▶ **Problem details**:
Only lines with the string "screenshot" matter here; gather them from the material below.

▶ **Exercise material**:
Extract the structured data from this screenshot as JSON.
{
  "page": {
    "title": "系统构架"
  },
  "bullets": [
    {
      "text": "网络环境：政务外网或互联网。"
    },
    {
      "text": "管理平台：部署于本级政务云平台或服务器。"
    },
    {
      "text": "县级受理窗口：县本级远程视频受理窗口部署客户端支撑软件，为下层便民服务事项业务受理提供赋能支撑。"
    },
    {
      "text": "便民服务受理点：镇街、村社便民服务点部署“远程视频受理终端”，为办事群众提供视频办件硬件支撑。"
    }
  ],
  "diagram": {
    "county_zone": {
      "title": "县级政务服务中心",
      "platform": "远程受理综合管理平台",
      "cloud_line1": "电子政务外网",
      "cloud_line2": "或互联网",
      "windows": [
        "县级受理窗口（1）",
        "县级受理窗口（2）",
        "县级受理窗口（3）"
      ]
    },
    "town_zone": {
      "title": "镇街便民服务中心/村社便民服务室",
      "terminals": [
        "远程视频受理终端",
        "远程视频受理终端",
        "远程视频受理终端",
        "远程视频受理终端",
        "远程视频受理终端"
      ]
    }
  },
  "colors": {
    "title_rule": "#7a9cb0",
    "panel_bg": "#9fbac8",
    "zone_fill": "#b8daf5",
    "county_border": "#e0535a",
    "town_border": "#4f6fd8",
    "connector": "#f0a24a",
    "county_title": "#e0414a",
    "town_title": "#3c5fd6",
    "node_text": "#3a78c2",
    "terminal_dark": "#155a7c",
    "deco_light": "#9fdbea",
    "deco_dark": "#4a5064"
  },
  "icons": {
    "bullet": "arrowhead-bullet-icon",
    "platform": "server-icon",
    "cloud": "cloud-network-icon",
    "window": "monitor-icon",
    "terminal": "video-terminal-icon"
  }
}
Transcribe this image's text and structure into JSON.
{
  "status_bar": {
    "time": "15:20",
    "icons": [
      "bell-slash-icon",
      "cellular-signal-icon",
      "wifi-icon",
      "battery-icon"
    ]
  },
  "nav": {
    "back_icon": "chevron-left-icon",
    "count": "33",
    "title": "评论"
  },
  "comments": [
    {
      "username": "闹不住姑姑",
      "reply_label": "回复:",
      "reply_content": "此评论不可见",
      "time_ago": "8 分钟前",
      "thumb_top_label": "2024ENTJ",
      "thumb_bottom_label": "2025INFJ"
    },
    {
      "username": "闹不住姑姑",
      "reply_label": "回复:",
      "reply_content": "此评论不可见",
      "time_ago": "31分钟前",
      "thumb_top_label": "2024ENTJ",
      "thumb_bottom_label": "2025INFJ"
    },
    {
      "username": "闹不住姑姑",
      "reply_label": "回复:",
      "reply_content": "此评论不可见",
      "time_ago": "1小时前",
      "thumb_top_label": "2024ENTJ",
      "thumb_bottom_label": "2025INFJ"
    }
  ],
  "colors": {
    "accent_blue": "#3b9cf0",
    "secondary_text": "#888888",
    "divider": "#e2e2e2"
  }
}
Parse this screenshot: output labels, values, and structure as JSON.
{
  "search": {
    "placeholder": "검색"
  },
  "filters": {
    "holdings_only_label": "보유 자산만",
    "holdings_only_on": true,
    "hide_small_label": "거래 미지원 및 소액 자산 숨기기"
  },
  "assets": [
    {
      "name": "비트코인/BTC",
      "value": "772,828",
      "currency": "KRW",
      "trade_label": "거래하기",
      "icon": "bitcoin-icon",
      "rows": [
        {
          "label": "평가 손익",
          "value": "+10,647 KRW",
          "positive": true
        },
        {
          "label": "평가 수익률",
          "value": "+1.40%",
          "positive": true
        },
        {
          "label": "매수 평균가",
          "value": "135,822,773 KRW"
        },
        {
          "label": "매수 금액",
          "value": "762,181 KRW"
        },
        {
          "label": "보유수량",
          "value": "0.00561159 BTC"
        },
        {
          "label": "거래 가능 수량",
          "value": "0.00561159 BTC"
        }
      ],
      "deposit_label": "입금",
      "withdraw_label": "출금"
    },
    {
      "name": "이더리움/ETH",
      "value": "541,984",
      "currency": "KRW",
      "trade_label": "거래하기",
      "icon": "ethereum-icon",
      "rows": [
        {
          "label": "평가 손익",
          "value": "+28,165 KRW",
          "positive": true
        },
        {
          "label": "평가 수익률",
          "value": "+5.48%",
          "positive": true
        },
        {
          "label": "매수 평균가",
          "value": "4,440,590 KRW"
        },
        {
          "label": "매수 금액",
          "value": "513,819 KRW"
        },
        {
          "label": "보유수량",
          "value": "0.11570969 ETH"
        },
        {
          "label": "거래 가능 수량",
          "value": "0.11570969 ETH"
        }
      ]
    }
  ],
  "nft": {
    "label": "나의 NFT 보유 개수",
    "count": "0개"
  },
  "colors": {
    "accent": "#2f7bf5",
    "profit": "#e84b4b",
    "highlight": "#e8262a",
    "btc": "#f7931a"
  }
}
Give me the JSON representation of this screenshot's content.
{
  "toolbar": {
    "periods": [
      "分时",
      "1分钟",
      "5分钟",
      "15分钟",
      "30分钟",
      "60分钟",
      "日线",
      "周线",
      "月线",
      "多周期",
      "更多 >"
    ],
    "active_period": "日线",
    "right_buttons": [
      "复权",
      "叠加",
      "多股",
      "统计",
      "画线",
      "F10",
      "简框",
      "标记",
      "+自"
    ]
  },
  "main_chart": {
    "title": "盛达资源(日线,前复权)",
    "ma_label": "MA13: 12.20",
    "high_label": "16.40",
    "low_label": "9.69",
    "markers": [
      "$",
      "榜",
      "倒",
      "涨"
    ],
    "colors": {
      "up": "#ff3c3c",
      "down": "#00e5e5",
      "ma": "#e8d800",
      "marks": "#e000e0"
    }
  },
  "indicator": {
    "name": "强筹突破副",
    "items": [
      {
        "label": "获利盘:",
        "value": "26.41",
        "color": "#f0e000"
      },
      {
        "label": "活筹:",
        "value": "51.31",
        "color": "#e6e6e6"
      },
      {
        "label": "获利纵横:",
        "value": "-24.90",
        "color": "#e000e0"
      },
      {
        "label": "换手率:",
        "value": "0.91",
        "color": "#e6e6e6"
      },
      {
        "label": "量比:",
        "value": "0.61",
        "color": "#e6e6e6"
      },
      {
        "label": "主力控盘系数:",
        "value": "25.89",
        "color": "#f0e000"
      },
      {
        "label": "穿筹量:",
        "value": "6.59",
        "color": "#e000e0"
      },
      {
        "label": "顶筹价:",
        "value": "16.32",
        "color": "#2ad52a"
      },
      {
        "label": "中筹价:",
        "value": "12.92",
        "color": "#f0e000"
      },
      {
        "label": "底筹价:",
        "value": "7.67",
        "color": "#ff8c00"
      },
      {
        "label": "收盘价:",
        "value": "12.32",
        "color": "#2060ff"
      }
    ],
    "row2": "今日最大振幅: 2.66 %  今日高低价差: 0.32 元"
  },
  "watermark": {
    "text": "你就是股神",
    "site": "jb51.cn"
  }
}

▶ **Response to the exercise**:
Extract the structured data from this screenshot as JSON.
Parse this screenshot: output labels, values, and structure as JSON.
Give me the JSON representation of this screenshot's content.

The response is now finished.